*** Data for this exercise ***
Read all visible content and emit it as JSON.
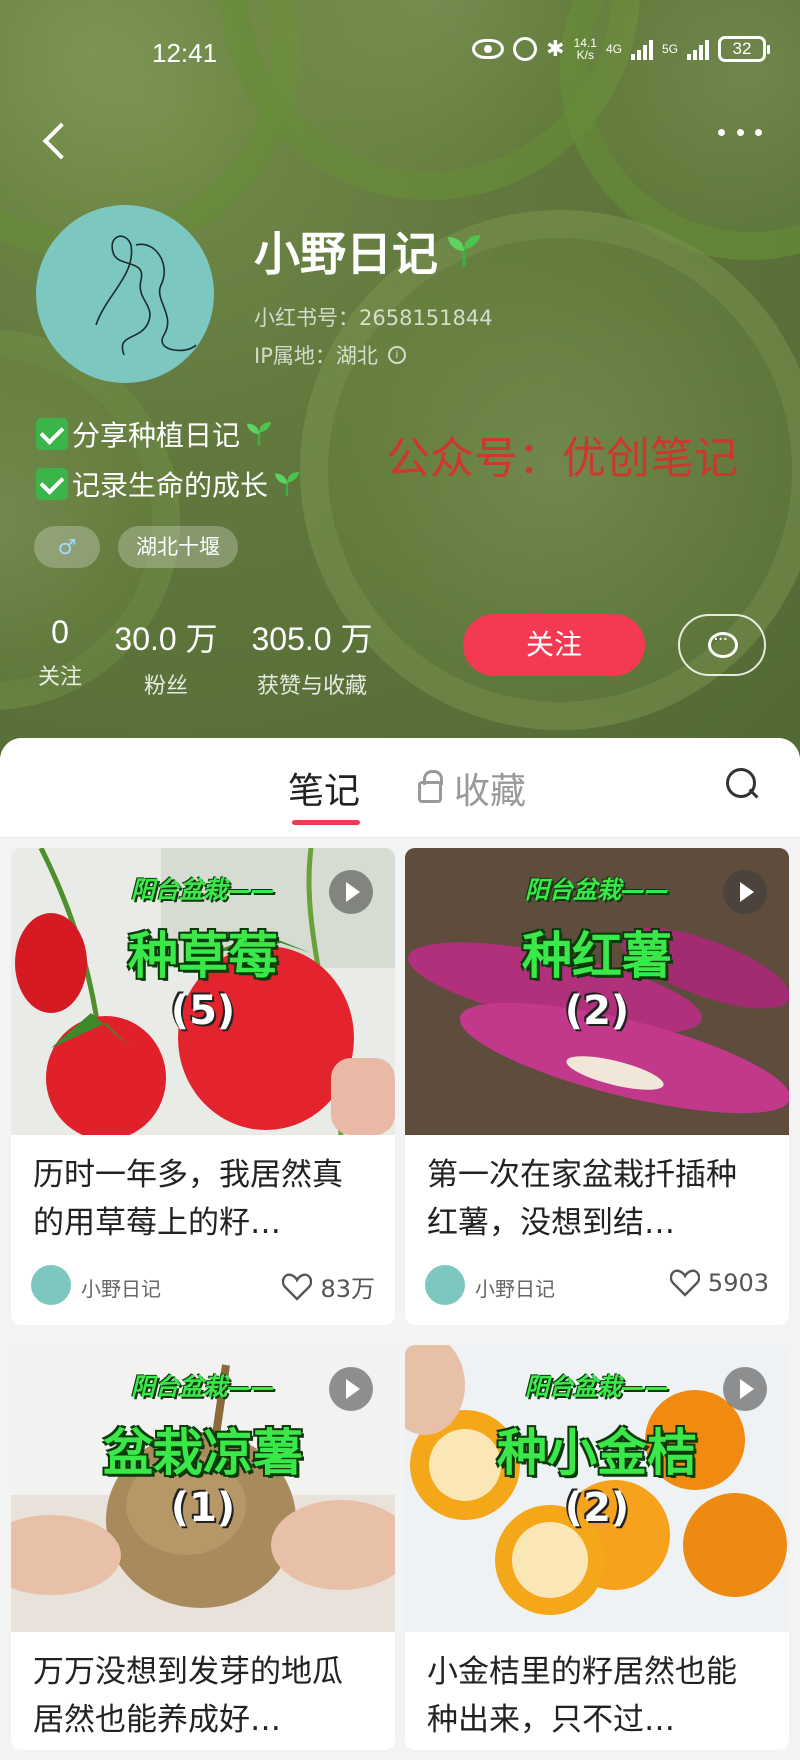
{
  "status_bar": {
    "time": "12:41",
    "net_speed_top": "14.1",
    "net_speed_unit": "K/s",
    "net_4g": "4G",
    "net_5g": "5G",
    "battery": "32"
  },
  "profile": {
    "name": "小野日记",
    "id_line": "小红书号：2658151844",
    "ip_line": "IP属地：湖北",
    "bio": [
      "分享种植日记",
      "记录生命的成长"
    ],
    "watermark": "公众号：优创笔记",
    "gender_tag": "♂",
    "location_tag": "湖北十堰",
    "stats": [
      {
        "num": "0",
        "label": "关注"
      },
      {
        "num": "30.0 万",
        "label": "粉丝"
      },
      {
        "num": "305.0 万",
        "label": "获赞与收藏"
      }
    ],
    "follow_label": "关注",
    "accent": "#f43a52"
  },
  "tabs": {
    "notes": "笔记",
    "favorites": "收藏"
  },
  "notes": [
    {
      "overlay_sub": "阳台盆栽——",
      "overlay_main": "种草莓",
      "overlay_num": "(5)",
      "title": "历时一年多，我居然真的用草莓上的籽…",
      "author": "小野日记",
      "likes": "83万",
      "theme": "strawberry"
    },
    {
      "overlay_sub": "阳台盆栽——",
      "overlay_main": "种红薯",
      "overlay_num": "(2)",
      "title": "第一次在家盆栽扦插种红薯，没想到结…",
      "author": "小野日记",
      "likes": "5903",
      "theme": "sweetpotato"
    },
    {
      "overlay_sub": "阳台盆栽——",
      "overlay_main": "盆栽凉薯",
      "overlay_num": "(1)",
      "title": "万万没想到发芽的地瓜居然也能养成好…",
      "author": "小野日记",
      "likes": "",
      "theme": "jicama"
    },
    {
      "overlay_sub": "阳台盆栽——",
      "overlay_main": "种小金桔",
      "overlay_num": "(2)",
      "title": "小金桔里的籽居然也能种出来，只不过…",
      "author": "小野日记",
      "likes": "",
      "theme": "kumquat"
    }
  ]
}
***
• Written problem: Copy out all of the data word for word. Do not carry over any picture.

• Answer:
Read all visible content and emit it as JSON.
{
  "status_bar": {
    "time": "12:41",
    "net_speed_top": "14.1",
    "net_speed_unit": "K/s",
    "net_4g": "4G",
    "net_5g": "5G",
    "battery": "32"
  },
  "profile": {
    "name": "小野日记",
    "id_line": "小红书号：2658151844",
    "ip_line": "IP属地：湖北",
    "bio": [
      "分享种植日记",
      "记录生命的成长"
    ],
    "watermark": "公众号：优创笔记",
    "gender_tag": "♂",
    "location_tag": "湖北十堰",
    "stats": [
      {
        "num": "0",
        "label": "关注"
      },
      {
        "num": "30.0 万",
        "label": "粉丝"
      },
      {
        "num": "305.0 万",
        "label": "获赞与收藏"
      }
    ],
    "follow_label": "关注",
    "accent": "#f43a52"
  },
  "tabs": {
    "notes": "笔记",
    "favorites": "收藏"
  },
  "notes": [
    {
      "overlay_sub": "阳台盆栽——",
      "overlay_main": "种草莓",
      "overlay_num": "(5)",
      "title": "历时一年多，我居然真的用草莓上的籽…",
      "author": "小野日记",
      "likes": "83万",
      "theme": "strawberry"
    },
    {
      "overlay_sub": "阳台盆栽——",
      "overlay_main": "种红薯",
      "overlay_num": "(2)",
      "title": "第一次在家盆栽扦插种红薯，没想到结…",
      "author": "小野日记",
      "likes": "5903",
      "theme": "sweetpotato"
    },
    {
      "overlay_sub": "阳台盆栽——",
      "overlay_main": "盆栽凉薯",
      "overlay_num": "(1)",
      "title": "万万没想到发芽的地瓜居然也能养成好…",
      "author": "小野日记",
      "likes": "",
      "theme": "jicama"
    },
    {
      "overlay_sub": "阳台盆栽——",
      "overlay_main": "种小金桔",
      "overlay_num": "(2)",
      "title": "小金桔里的籽居然也能种出来，只不过…",
      "author": "小野日记",
      "likes": "",
      "theme": "kumquat"
    }
  ]
}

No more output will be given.